Data entries for graphics:

--

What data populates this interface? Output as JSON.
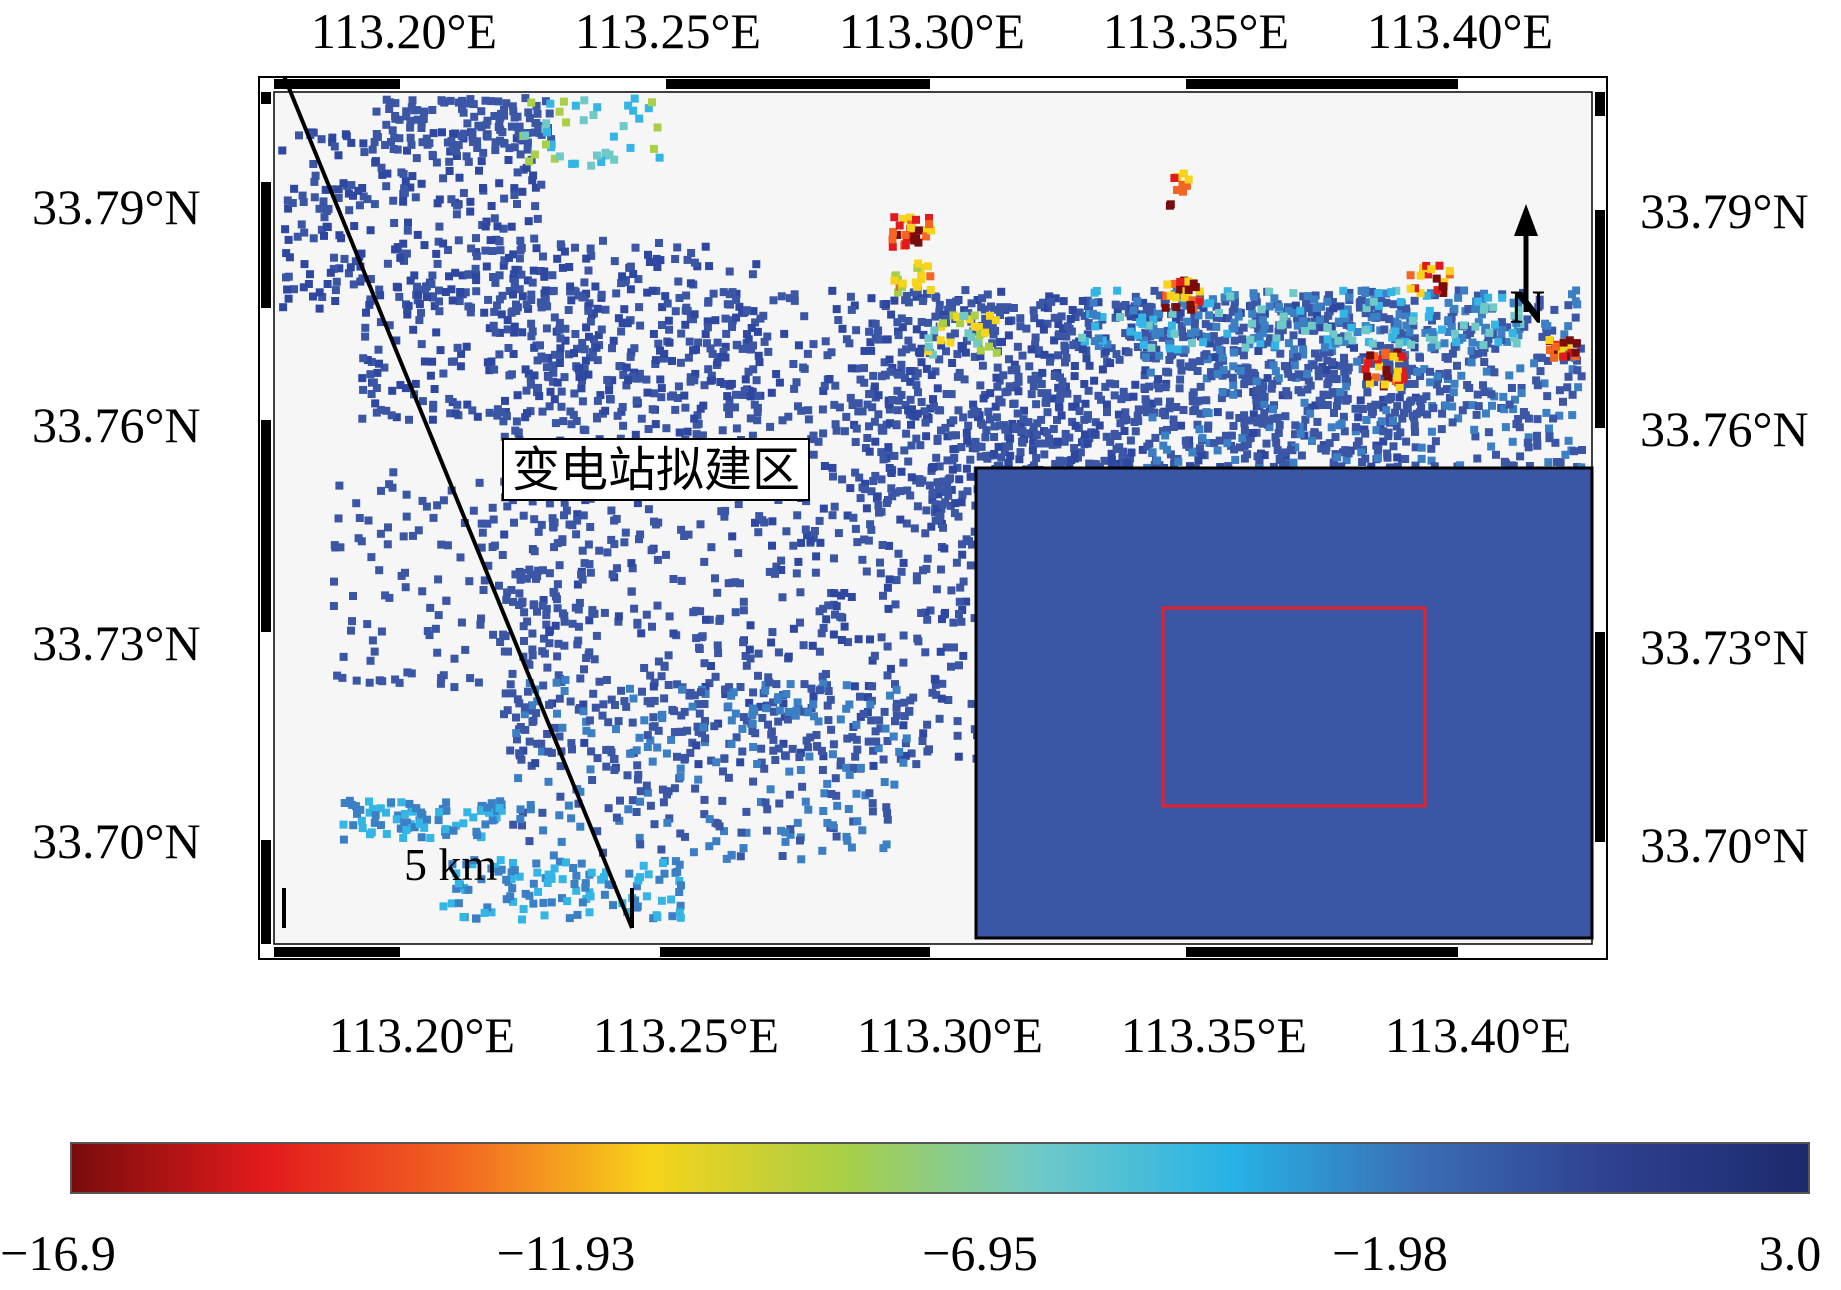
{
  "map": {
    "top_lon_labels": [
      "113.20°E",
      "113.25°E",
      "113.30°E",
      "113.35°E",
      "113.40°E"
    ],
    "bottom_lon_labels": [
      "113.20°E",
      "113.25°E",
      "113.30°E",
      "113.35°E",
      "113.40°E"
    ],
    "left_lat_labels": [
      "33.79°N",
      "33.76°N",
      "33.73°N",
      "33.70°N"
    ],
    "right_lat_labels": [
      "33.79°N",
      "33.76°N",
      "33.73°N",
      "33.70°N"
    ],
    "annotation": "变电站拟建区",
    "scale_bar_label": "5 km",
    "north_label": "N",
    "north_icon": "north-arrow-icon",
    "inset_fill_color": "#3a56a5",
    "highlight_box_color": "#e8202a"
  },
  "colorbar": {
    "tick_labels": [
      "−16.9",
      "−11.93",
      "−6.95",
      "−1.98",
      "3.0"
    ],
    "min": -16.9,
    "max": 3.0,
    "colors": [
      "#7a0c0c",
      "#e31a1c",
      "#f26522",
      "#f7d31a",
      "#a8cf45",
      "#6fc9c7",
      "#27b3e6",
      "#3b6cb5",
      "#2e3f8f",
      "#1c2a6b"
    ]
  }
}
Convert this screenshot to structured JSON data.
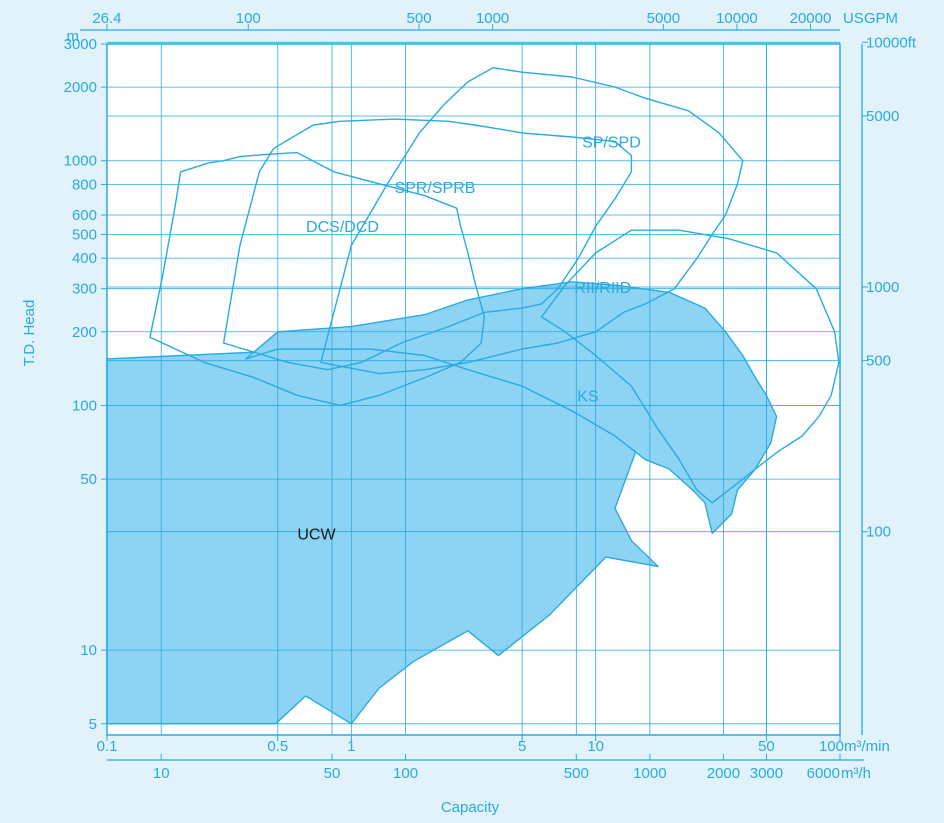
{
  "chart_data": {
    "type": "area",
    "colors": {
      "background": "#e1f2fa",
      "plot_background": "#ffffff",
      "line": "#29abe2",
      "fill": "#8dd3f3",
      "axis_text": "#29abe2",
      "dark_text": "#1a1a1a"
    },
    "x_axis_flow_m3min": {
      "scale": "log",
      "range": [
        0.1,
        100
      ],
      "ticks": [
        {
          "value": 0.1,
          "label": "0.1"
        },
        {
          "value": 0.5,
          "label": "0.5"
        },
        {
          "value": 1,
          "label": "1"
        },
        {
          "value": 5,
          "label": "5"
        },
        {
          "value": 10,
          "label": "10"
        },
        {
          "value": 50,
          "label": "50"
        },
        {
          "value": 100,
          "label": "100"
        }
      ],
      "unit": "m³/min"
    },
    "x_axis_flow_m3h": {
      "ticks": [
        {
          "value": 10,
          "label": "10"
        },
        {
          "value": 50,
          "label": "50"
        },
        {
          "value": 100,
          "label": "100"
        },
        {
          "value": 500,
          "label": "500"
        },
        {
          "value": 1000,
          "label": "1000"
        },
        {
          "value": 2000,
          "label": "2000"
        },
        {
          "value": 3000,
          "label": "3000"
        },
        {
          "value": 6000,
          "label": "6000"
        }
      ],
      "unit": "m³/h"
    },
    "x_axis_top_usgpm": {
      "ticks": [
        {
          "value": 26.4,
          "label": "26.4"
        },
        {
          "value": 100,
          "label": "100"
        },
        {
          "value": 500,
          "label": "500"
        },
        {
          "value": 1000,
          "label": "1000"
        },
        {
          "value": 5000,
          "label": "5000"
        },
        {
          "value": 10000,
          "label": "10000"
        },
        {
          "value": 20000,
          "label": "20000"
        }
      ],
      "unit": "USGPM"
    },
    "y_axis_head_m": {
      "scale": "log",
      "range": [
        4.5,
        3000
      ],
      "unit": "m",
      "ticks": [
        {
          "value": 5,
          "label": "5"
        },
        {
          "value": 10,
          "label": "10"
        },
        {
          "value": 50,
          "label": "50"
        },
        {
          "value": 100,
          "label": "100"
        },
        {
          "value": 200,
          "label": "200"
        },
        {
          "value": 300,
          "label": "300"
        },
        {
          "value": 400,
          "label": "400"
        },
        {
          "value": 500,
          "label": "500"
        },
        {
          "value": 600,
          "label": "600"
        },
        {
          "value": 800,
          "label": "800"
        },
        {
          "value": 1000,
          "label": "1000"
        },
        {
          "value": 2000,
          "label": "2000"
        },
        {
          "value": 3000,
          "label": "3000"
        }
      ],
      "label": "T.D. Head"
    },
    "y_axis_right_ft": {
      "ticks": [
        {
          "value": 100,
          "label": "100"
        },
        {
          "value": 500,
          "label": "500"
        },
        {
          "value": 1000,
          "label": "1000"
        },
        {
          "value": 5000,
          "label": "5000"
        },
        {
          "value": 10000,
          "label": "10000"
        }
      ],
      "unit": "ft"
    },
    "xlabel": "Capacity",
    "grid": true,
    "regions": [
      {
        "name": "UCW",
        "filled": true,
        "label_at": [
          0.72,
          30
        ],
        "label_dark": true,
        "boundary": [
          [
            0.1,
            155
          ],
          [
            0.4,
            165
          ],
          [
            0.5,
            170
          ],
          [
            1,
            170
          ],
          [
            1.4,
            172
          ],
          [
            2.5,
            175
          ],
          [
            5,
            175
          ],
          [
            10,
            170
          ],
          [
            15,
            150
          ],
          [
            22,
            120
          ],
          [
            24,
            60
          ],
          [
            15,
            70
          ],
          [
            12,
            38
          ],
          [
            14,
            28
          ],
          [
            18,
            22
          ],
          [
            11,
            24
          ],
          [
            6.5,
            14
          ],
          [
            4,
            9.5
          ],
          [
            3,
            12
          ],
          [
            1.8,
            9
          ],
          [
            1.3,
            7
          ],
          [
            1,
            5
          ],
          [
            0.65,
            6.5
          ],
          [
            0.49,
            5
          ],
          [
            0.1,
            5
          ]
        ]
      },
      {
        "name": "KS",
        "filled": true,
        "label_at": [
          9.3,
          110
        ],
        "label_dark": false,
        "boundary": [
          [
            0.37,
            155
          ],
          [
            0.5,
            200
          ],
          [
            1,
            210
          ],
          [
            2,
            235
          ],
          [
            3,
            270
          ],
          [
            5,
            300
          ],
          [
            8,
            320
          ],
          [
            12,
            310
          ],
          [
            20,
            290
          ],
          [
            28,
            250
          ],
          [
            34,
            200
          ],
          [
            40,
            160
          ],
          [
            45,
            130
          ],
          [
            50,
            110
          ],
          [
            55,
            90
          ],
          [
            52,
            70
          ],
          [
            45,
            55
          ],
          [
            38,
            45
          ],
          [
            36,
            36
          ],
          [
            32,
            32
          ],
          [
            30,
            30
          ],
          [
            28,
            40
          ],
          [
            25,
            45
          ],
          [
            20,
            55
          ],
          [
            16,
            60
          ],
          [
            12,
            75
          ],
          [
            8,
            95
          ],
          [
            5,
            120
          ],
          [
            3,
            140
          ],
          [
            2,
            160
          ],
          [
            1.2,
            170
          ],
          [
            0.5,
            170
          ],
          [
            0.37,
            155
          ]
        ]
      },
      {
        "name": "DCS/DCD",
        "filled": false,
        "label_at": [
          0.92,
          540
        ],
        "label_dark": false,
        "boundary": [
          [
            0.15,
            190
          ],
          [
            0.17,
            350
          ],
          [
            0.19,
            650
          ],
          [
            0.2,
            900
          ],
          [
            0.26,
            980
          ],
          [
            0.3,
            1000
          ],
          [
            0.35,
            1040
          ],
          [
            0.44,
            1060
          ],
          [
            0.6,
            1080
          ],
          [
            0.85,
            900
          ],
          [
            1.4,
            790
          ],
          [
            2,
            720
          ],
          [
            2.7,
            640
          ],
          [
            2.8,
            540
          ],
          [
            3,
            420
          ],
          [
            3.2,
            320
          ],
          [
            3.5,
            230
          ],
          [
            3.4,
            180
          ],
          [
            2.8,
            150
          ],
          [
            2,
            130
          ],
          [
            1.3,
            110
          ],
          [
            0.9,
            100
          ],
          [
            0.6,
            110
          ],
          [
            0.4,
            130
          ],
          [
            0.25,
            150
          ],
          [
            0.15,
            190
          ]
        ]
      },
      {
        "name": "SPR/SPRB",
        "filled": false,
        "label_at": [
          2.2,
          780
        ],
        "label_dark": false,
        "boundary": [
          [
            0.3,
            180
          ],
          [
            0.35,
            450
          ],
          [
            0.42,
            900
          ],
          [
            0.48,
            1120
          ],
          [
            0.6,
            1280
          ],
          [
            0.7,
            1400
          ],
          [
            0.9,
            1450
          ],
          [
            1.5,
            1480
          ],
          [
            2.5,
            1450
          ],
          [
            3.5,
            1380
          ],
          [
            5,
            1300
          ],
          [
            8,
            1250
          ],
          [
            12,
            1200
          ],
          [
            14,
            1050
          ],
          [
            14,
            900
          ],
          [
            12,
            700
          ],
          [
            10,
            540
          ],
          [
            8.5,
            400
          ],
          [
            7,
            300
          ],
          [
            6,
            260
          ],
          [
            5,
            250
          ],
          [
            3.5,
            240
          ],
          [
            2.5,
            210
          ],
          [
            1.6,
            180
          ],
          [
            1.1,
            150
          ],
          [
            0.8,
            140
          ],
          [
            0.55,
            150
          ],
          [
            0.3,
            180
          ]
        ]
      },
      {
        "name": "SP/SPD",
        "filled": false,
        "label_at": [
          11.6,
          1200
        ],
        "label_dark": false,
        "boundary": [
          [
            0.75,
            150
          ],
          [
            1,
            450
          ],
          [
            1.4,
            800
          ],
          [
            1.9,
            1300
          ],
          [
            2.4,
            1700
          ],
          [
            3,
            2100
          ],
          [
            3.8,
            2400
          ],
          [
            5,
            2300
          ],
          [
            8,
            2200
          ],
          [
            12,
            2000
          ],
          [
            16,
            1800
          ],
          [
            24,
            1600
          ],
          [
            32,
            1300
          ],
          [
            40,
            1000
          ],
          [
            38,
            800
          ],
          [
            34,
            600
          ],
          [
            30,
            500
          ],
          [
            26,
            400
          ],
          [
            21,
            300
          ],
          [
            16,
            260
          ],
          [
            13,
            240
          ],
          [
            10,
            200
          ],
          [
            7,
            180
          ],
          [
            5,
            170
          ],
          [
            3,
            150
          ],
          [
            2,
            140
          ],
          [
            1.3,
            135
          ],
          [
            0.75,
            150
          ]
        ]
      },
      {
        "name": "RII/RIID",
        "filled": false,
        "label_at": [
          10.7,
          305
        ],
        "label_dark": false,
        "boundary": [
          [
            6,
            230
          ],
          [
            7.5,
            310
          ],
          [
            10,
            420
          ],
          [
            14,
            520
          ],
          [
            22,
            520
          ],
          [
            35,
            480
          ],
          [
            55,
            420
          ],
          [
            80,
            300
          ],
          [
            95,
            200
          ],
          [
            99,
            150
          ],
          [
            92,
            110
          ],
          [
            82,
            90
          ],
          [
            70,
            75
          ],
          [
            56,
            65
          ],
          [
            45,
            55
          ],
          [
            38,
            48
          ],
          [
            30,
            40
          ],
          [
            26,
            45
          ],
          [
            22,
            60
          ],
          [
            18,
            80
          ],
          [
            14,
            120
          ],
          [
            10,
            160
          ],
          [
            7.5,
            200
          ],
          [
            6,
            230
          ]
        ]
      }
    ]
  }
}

--

Within the entries above, report how many lines include "unit", and keep the answer to the number.

5